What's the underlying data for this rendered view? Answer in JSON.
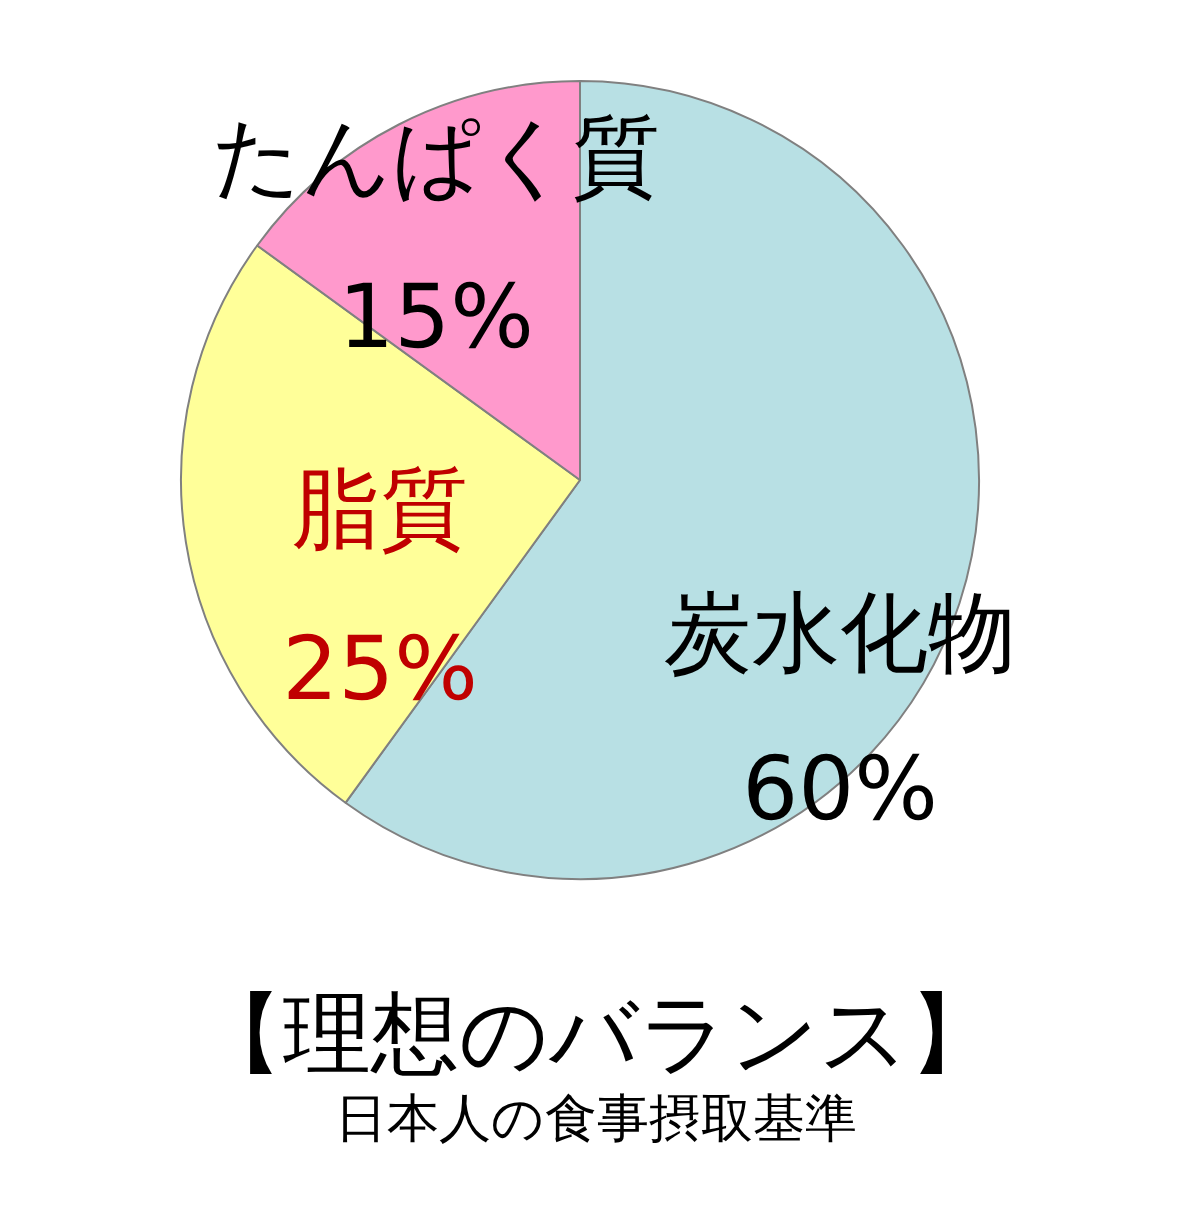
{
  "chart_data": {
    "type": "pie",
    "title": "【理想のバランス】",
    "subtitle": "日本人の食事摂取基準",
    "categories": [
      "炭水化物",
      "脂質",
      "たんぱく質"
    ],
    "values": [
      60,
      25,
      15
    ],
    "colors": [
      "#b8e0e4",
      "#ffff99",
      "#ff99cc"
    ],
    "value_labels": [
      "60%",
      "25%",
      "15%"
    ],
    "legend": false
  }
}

**What is being asked**
Print out the whole of the material word for word, without pictures.

**Result**
What's the underlying data for this rendered view? Answer in JSON.
{
  "chart_data": {
    "type": "pie",
    "title": "【理想のバランス】",
    "subtitle": "日本人の食事摂取基準",
    "categories": [
      "炭水化物",
      "脂質",
      "たんぱく質"
    ],
    "values": [
      60,
      25,
      15
    ],
    "colors": [
      "#b8e0e4",
      "#ffff99",
      "#ff99cc"
    ],
    "value_labels": [
      "60%",
      "25%",
      "15%"
    ],
    "legend": false
  }
}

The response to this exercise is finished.